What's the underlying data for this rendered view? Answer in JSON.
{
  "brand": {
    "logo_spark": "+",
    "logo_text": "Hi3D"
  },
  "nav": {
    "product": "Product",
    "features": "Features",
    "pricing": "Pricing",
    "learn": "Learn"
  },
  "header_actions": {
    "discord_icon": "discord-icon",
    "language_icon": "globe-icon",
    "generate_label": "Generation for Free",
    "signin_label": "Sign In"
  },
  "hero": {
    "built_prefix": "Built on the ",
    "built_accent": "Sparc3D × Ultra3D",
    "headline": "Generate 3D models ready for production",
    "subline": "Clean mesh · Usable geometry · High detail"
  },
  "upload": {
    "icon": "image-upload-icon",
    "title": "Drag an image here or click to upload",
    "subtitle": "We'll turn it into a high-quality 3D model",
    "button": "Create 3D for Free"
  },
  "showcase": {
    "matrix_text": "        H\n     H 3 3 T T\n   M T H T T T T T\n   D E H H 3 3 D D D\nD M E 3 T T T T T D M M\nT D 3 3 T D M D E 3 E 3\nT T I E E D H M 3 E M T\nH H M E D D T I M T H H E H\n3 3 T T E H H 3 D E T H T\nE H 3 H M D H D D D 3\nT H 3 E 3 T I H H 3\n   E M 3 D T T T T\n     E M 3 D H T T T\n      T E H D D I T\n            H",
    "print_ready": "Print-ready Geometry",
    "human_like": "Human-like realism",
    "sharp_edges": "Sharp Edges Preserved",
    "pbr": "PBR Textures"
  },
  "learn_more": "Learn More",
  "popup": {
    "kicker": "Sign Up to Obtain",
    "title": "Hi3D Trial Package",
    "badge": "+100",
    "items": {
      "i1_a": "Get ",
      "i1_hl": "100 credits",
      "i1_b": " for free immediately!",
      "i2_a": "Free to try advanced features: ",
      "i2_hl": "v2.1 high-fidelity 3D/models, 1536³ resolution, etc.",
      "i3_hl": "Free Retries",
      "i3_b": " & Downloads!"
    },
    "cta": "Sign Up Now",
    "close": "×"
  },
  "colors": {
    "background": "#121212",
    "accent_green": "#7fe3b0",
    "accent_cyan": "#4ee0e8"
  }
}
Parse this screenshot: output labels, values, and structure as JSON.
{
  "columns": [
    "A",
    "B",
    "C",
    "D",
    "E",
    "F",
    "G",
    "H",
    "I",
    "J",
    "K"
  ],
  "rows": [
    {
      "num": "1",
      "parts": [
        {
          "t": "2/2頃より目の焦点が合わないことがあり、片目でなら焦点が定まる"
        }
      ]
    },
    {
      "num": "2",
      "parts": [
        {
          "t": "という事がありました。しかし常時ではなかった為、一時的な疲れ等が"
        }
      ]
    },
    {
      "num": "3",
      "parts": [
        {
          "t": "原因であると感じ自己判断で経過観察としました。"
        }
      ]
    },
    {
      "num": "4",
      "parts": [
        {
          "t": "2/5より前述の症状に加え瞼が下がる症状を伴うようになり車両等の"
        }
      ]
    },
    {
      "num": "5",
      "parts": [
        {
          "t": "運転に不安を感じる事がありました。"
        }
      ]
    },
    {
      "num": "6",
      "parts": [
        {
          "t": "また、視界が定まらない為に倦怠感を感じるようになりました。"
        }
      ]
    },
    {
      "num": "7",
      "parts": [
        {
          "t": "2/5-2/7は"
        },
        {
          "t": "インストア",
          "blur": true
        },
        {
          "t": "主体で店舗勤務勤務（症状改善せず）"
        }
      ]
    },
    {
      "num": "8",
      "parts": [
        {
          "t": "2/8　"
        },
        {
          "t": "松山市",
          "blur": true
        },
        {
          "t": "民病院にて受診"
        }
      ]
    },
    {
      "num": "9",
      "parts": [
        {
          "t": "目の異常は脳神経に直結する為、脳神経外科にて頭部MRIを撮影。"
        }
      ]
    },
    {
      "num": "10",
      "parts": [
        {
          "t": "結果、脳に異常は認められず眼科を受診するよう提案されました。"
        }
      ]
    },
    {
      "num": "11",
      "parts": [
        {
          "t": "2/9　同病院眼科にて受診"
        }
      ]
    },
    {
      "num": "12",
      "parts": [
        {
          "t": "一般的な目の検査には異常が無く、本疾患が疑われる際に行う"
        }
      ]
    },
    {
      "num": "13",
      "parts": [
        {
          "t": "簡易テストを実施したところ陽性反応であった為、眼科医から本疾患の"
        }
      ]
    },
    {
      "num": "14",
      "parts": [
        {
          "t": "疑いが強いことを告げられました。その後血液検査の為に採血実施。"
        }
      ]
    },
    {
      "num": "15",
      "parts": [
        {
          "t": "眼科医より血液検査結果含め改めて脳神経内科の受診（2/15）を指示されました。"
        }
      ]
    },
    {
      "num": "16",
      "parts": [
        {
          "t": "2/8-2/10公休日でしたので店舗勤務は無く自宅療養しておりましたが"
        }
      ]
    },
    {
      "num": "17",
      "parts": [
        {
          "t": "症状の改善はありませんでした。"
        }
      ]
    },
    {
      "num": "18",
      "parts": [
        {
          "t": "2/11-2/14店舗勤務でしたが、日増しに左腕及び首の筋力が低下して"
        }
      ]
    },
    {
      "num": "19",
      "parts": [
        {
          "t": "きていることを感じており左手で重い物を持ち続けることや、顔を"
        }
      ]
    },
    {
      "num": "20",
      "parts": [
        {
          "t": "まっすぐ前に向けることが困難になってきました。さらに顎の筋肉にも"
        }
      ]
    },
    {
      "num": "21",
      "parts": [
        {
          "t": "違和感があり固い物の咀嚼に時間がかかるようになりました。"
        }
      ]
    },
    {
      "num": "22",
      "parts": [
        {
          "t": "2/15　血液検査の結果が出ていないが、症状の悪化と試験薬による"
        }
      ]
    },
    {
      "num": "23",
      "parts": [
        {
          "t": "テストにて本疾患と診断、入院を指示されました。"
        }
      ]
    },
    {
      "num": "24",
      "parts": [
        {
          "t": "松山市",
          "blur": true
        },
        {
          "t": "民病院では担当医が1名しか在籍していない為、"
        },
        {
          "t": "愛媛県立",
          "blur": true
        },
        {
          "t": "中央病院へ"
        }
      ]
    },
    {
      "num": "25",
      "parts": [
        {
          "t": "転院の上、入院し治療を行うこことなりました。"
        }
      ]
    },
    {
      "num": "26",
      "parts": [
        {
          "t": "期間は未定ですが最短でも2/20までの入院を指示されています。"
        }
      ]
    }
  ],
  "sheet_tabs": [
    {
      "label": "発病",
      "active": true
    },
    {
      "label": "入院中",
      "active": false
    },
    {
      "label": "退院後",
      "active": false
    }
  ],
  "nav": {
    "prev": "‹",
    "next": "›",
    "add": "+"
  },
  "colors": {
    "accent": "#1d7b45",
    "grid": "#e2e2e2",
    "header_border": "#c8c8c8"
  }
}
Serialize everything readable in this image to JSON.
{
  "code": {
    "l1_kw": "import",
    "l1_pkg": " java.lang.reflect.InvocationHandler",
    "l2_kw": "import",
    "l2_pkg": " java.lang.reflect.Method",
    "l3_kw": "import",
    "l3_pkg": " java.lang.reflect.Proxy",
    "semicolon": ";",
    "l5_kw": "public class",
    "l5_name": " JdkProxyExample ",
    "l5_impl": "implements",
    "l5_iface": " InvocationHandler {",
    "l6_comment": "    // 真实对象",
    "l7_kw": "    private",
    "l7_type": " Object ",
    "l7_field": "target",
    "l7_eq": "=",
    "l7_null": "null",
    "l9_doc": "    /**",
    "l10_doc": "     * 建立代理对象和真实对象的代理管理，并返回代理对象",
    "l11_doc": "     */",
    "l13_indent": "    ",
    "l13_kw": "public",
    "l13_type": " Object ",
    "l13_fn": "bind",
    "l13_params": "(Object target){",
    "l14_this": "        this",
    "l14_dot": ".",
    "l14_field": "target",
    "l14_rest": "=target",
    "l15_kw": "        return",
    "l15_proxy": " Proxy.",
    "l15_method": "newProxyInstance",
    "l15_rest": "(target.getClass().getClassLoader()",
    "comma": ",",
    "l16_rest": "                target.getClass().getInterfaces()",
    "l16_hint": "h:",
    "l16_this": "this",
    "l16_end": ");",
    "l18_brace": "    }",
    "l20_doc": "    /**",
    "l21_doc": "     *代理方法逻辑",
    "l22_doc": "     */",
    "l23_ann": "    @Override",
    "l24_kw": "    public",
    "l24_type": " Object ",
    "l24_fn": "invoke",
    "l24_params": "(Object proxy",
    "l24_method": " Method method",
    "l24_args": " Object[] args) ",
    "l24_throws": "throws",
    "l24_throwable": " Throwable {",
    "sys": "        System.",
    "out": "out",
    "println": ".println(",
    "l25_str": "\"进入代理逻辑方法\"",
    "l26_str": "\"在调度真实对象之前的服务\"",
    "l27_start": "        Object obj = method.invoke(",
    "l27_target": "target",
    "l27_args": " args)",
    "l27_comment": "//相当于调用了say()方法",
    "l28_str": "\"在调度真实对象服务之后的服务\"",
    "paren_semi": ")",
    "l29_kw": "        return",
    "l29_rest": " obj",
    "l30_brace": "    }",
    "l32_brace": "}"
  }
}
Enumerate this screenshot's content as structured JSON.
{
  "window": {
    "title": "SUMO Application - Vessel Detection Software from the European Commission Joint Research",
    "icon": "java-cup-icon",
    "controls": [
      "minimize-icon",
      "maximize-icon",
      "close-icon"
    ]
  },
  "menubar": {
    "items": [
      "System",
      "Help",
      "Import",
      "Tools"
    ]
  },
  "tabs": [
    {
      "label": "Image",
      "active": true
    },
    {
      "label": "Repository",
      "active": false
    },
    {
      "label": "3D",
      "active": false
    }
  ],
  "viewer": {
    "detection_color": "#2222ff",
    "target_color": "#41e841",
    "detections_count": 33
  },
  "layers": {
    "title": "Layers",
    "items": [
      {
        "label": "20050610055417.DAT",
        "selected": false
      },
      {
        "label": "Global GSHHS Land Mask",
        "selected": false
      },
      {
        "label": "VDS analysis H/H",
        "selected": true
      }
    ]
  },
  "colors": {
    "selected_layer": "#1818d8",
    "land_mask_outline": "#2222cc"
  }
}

________________

§ WHAT TO PRODUCE
Read through the entries and copy each line in which "models" appears.

§ FULL OUTPUT
    "headline": "Generate 3D models ready for production",
      "i2_hl": "v2.1 high-fidelity 3D/models, 1536³ resolution, etc.",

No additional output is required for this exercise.